═══ Input
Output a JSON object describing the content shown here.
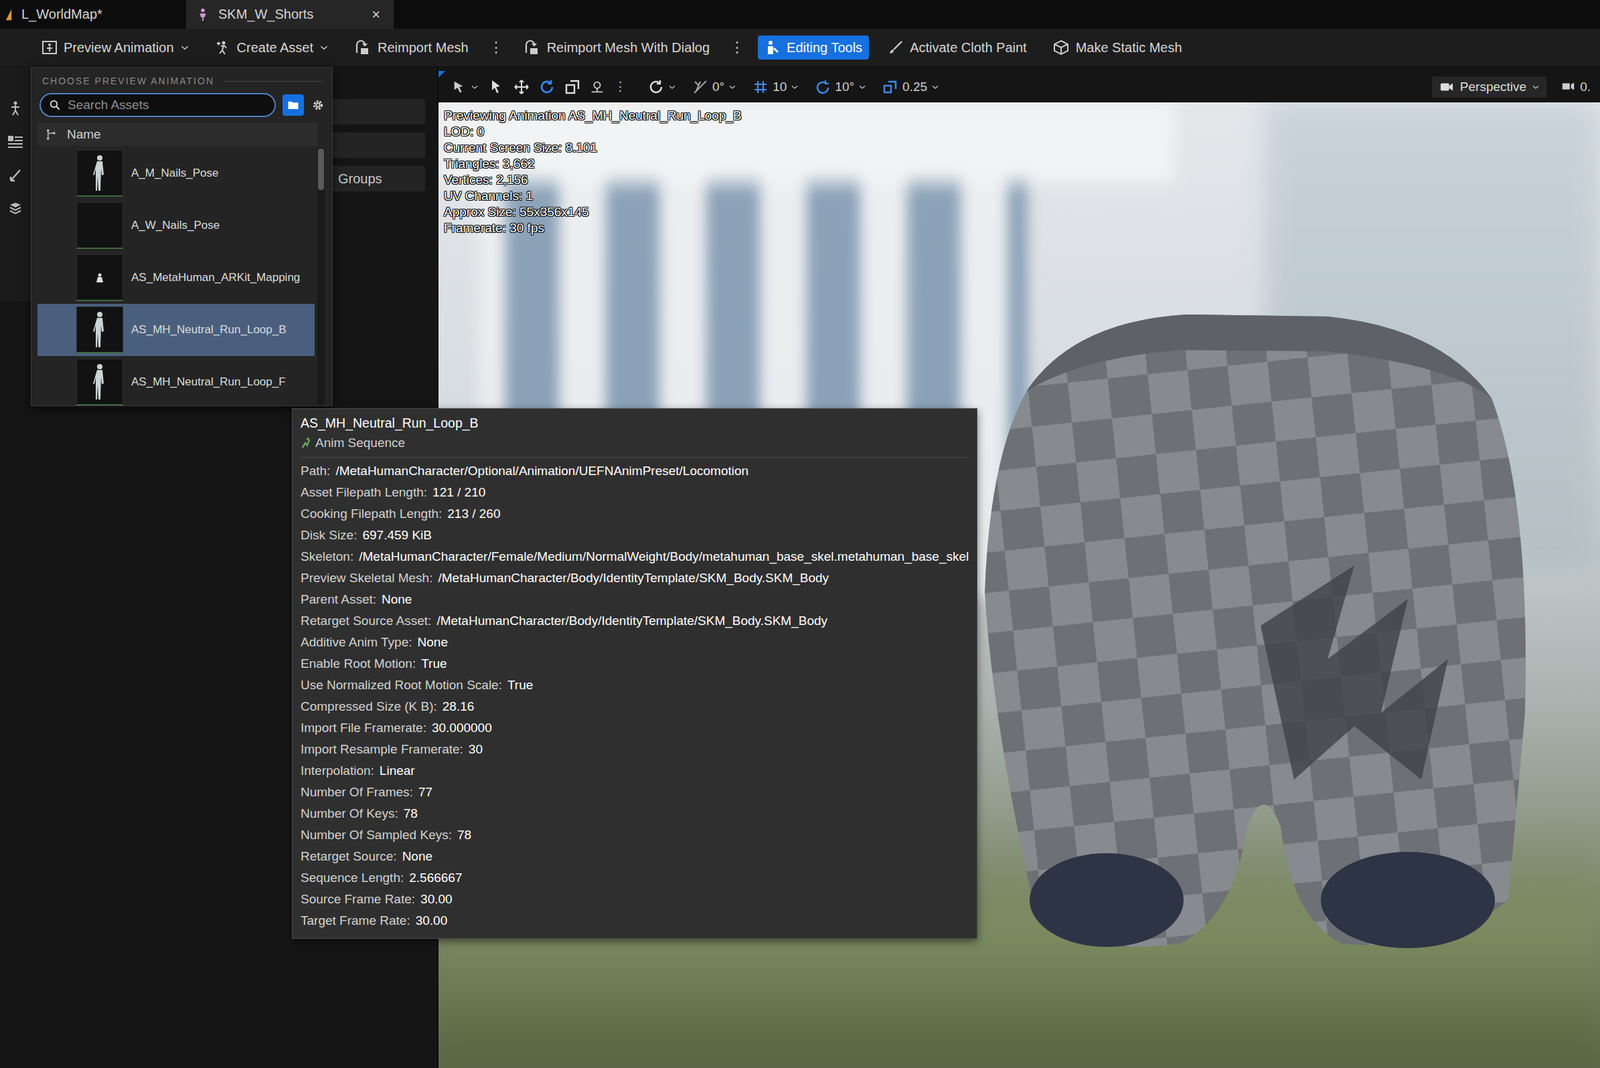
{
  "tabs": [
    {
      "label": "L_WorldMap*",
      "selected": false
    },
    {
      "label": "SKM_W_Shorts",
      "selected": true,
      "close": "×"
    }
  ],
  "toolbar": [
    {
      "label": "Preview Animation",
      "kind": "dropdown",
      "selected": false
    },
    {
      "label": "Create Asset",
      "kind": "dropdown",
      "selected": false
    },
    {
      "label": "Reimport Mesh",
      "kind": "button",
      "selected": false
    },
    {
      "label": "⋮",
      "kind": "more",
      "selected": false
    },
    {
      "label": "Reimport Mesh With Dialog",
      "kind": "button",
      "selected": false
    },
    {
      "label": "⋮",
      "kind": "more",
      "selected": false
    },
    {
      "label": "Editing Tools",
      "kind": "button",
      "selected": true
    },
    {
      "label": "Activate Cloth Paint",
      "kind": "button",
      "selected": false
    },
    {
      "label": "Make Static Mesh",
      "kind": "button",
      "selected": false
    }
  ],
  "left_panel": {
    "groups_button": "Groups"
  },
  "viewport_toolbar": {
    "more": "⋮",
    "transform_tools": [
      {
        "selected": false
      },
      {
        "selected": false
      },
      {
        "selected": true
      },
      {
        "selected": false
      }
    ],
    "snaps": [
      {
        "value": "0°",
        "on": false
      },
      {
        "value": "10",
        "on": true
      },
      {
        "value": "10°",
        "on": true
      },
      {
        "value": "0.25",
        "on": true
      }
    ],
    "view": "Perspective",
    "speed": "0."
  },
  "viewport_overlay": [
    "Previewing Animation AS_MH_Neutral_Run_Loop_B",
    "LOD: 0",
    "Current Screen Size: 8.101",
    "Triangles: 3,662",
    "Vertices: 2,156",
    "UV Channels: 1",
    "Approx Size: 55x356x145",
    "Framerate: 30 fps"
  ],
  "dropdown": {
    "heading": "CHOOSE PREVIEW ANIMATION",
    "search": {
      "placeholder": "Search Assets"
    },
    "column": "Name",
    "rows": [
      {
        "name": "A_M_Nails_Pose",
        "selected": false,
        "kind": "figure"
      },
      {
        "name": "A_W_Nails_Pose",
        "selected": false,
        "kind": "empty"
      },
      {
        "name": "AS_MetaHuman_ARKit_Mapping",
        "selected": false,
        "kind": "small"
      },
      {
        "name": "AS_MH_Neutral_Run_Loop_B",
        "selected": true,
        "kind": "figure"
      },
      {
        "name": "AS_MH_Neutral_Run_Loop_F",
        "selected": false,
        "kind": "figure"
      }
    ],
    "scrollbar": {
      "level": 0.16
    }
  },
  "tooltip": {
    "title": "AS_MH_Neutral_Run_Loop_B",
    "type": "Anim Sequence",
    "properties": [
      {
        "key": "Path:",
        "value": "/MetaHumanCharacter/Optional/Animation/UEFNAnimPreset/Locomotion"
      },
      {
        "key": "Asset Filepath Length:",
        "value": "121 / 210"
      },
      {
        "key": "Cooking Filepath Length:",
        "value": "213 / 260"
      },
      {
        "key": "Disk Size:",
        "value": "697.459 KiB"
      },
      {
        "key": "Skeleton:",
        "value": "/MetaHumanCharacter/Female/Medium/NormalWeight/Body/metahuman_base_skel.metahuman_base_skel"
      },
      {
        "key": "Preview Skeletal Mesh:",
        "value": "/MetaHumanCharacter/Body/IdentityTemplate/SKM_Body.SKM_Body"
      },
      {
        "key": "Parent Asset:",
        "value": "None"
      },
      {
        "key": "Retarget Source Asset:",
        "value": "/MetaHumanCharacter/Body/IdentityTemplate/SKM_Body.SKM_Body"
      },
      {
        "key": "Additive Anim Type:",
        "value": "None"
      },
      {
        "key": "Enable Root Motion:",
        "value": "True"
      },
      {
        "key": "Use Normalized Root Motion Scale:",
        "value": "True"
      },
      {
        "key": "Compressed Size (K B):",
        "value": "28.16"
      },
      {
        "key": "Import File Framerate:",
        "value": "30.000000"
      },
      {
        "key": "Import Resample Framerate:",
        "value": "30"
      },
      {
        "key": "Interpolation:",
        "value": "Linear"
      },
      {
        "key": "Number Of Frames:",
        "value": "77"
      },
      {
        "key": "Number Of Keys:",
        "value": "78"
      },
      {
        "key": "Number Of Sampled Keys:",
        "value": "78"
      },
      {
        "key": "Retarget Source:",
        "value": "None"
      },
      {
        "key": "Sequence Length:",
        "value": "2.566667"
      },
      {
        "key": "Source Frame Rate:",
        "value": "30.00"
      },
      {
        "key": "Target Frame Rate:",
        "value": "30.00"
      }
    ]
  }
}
══════
═══ Input
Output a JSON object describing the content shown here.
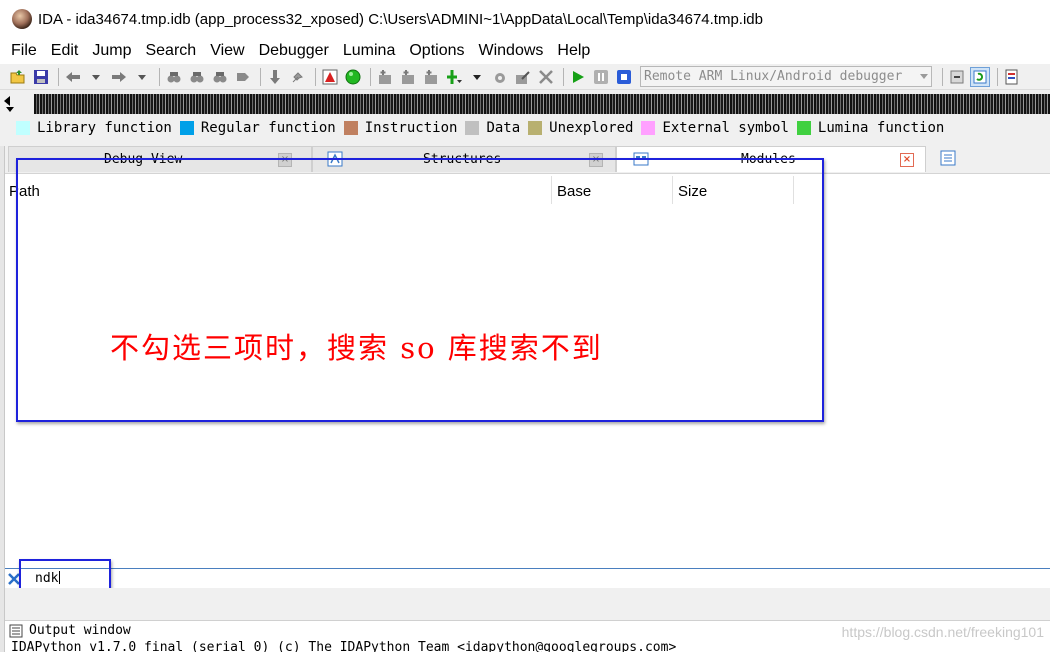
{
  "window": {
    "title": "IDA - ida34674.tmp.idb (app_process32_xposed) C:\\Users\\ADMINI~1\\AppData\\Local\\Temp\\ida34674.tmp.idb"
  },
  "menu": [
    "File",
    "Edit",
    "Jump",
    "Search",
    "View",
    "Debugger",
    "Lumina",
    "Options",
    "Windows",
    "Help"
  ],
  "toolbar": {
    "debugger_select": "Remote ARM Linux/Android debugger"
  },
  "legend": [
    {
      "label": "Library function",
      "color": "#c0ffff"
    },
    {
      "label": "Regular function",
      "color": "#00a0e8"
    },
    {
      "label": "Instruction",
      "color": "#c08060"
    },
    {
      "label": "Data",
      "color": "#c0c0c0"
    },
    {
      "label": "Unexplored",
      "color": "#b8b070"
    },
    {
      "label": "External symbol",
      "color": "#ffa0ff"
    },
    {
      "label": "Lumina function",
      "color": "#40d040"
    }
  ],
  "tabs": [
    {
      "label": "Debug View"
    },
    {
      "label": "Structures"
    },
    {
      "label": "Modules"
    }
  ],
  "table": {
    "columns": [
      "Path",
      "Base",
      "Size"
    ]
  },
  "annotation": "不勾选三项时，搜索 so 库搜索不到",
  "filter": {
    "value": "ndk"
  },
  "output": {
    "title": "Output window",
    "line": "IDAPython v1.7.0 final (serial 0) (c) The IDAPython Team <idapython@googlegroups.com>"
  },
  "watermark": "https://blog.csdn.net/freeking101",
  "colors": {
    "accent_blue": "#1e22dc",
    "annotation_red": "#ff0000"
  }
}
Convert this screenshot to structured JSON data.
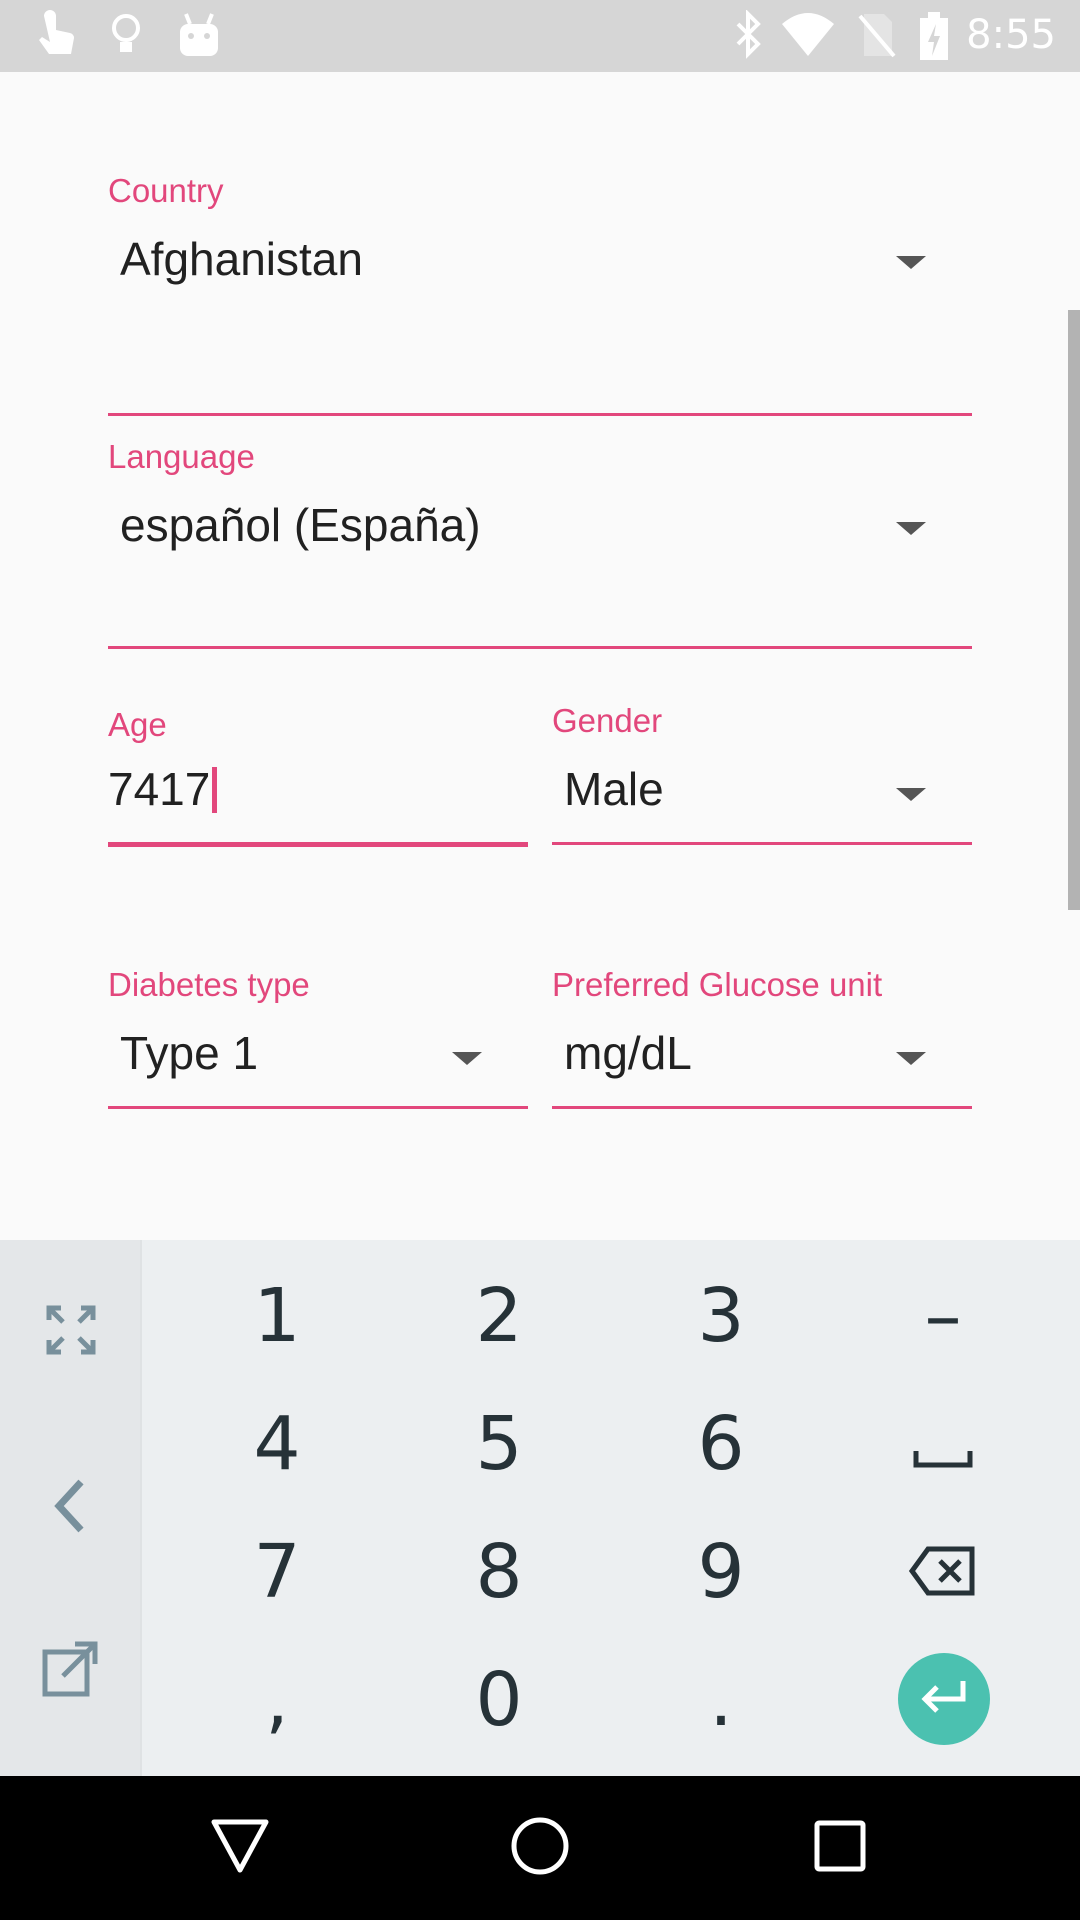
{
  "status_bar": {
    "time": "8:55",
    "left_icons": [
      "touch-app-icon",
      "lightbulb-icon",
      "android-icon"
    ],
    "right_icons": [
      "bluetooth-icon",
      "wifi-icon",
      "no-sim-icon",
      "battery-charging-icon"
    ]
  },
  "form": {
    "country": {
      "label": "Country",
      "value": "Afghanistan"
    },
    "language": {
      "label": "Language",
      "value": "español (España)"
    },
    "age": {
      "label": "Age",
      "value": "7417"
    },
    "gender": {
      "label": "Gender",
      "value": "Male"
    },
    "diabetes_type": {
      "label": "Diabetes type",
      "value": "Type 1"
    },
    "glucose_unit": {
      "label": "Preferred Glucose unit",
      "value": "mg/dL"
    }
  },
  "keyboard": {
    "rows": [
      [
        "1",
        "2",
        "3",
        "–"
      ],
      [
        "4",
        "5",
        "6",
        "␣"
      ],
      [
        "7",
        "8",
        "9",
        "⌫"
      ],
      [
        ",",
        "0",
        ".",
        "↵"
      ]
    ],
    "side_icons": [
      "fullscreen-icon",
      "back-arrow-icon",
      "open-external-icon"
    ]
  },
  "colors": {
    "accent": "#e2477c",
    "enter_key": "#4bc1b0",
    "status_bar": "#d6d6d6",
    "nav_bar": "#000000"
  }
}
══════
═══ Input
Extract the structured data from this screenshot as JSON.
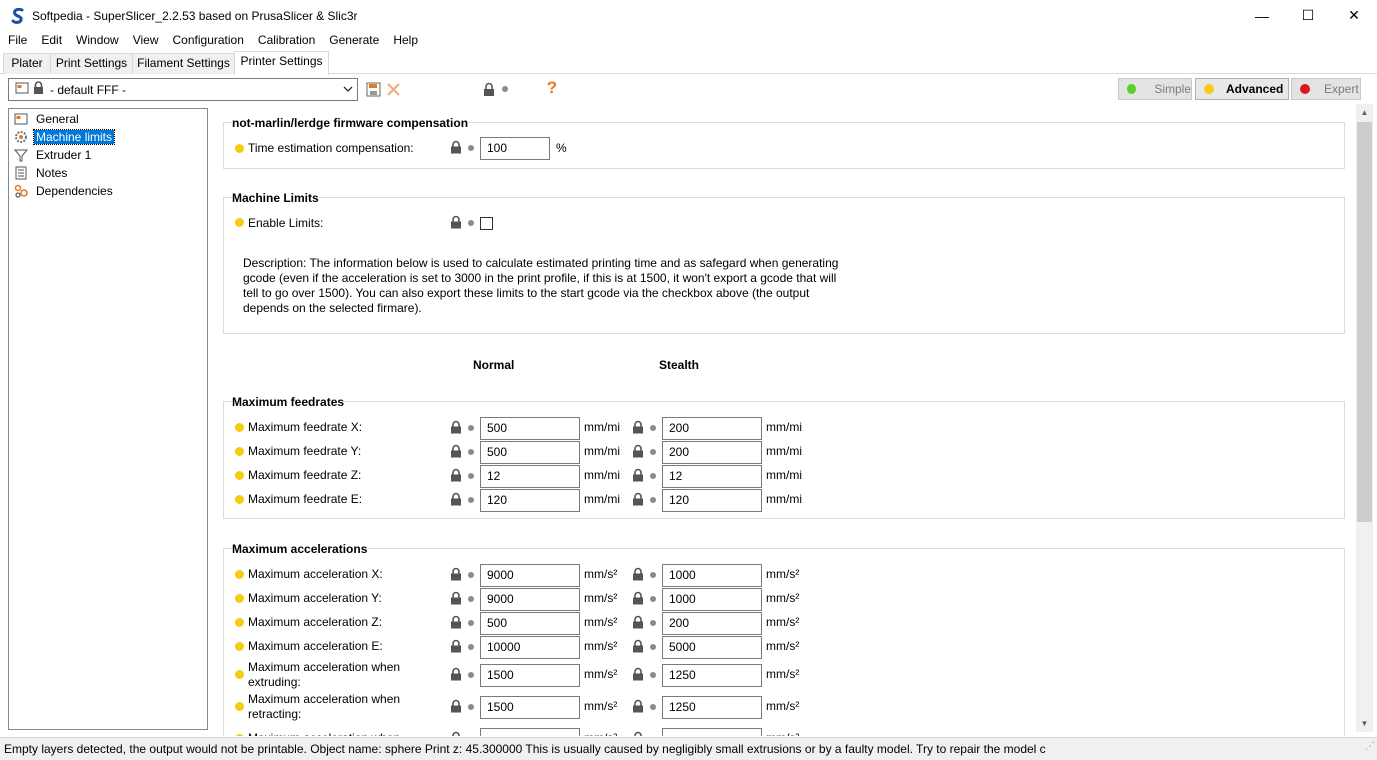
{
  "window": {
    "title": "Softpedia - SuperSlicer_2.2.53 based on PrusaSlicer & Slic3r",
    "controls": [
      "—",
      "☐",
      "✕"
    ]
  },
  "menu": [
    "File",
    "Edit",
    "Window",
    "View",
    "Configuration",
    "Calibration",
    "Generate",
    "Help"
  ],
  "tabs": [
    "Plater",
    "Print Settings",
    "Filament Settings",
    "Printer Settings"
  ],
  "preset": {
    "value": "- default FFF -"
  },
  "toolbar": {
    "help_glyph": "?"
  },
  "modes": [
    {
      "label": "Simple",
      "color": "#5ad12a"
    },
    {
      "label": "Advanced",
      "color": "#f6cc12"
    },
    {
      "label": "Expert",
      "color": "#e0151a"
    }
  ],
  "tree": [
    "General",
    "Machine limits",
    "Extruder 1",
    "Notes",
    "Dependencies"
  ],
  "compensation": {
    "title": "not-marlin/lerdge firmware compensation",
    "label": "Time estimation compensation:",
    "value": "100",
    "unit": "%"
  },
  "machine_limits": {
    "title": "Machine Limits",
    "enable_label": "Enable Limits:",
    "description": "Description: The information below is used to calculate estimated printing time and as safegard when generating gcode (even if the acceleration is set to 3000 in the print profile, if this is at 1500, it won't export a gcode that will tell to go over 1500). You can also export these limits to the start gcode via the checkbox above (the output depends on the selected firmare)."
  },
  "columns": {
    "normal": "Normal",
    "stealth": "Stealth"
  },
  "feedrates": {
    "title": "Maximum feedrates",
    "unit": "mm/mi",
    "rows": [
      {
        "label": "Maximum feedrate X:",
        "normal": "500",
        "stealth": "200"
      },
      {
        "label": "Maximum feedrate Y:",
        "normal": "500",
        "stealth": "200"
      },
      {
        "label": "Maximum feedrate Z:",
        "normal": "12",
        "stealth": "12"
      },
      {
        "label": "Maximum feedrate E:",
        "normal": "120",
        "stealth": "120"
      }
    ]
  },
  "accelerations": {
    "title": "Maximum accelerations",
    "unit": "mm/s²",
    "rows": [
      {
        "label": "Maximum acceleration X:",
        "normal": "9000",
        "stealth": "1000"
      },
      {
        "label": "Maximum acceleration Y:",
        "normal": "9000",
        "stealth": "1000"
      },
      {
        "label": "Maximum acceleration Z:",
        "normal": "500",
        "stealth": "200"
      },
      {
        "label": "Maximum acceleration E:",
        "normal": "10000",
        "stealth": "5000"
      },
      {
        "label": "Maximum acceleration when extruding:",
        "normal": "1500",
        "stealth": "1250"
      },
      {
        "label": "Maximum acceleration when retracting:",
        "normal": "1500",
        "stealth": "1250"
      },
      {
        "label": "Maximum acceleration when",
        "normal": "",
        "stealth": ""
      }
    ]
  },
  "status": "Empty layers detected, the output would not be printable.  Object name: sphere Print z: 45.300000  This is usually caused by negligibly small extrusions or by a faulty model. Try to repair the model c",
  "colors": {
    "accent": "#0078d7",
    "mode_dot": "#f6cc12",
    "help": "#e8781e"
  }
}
══════
§ **Your task**: From the records given above, copy all lines containing "Keys".

§ **Exercise solution**:
        "key": "Number Of Keys:",
        "key": "Number Of Sampled Keys:",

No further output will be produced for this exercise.